----- Entries supplied -----

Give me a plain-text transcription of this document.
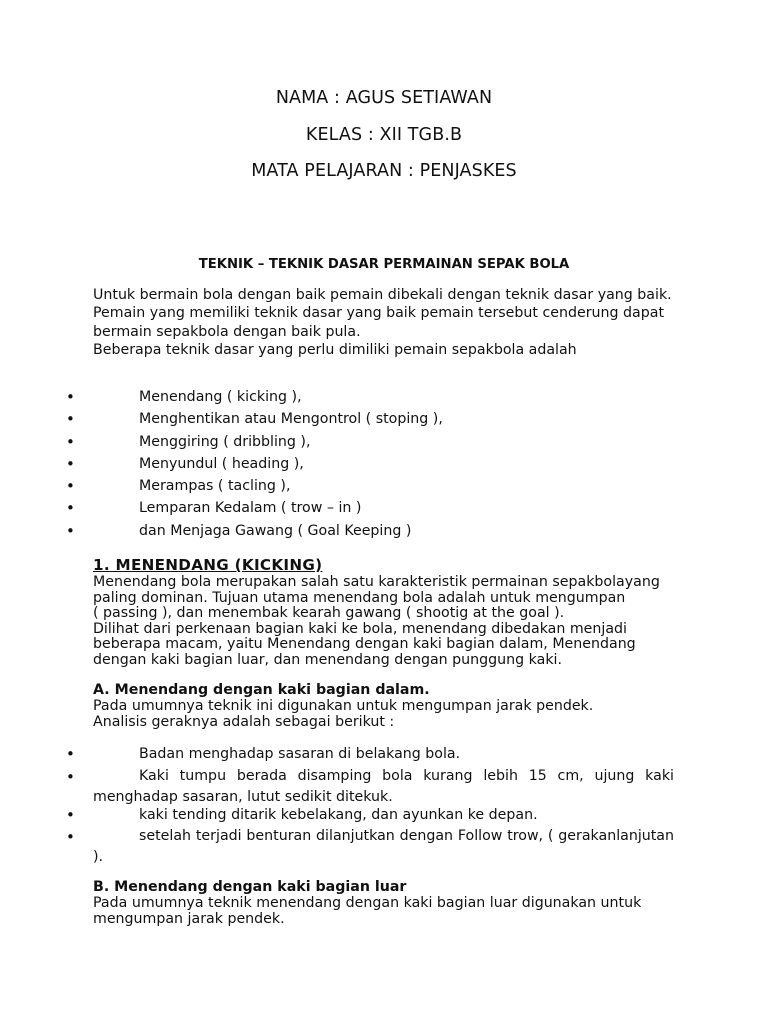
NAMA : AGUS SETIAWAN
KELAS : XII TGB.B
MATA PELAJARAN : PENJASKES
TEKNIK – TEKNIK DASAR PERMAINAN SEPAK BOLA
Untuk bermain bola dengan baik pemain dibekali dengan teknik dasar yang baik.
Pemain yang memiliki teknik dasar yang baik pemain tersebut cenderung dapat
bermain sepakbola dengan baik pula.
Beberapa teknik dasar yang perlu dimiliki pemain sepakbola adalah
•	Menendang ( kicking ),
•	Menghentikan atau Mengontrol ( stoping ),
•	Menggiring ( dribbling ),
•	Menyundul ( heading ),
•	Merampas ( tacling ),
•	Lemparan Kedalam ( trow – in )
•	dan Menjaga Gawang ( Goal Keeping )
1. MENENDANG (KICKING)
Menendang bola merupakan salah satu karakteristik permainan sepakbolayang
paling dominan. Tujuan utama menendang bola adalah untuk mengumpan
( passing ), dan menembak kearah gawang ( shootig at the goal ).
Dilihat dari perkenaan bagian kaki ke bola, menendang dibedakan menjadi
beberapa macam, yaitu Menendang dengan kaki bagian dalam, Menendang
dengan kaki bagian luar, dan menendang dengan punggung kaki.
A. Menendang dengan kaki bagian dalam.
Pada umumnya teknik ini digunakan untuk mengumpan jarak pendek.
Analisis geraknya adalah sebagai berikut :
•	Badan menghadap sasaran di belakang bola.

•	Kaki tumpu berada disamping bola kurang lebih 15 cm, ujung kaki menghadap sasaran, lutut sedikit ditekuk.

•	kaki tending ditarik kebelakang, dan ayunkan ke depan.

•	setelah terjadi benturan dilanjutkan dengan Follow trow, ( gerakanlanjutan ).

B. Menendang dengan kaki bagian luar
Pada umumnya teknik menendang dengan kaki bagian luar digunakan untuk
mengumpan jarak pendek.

-----
----- Entries supplied -----

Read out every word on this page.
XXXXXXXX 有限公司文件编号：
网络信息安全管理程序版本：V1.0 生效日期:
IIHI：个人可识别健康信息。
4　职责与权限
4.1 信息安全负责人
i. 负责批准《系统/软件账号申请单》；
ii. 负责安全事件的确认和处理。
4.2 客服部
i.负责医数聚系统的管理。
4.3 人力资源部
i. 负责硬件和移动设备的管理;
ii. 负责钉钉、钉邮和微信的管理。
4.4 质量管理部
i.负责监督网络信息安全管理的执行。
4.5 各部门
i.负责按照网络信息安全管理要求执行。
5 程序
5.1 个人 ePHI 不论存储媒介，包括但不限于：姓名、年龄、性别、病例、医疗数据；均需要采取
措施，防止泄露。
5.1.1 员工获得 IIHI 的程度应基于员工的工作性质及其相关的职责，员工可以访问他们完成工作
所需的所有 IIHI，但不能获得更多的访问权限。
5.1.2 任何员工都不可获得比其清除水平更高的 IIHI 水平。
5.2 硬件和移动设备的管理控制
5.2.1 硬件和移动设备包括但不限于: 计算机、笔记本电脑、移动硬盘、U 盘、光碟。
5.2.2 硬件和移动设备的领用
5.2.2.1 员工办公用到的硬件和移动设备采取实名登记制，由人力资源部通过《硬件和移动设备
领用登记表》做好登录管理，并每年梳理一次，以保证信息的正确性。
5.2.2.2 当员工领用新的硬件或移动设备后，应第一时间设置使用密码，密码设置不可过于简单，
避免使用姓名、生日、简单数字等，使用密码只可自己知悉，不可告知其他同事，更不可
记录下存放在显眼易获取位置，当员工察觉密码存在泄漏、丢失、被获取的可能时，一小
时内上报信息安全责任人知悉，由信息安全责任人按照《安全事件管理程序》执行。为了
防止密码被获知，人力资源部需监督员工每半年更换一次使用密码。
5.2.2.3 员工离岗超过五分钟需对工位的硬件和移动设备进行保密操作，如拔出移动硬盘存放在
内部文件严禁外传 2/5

-----

**What needs to be done**
Gather all the lines that include the word "bagian" and copy them out.

**Answer to the exercise**
Dilihat dari perkenaan bagian kaki ke bola, menendang dibedakan menjadi
beberapa macam, yaitu Menendang dengan kaki bagian dalam, Menendang
dengan kaki bagian luar, dan menendang dengan punggung kaki.
A. Menendang dengan kaki bagian dalam.
B. Menendang dengan kaki bagian luar
Pada umumnya teknik menendang dengan kaki bagian luar digunakan untuk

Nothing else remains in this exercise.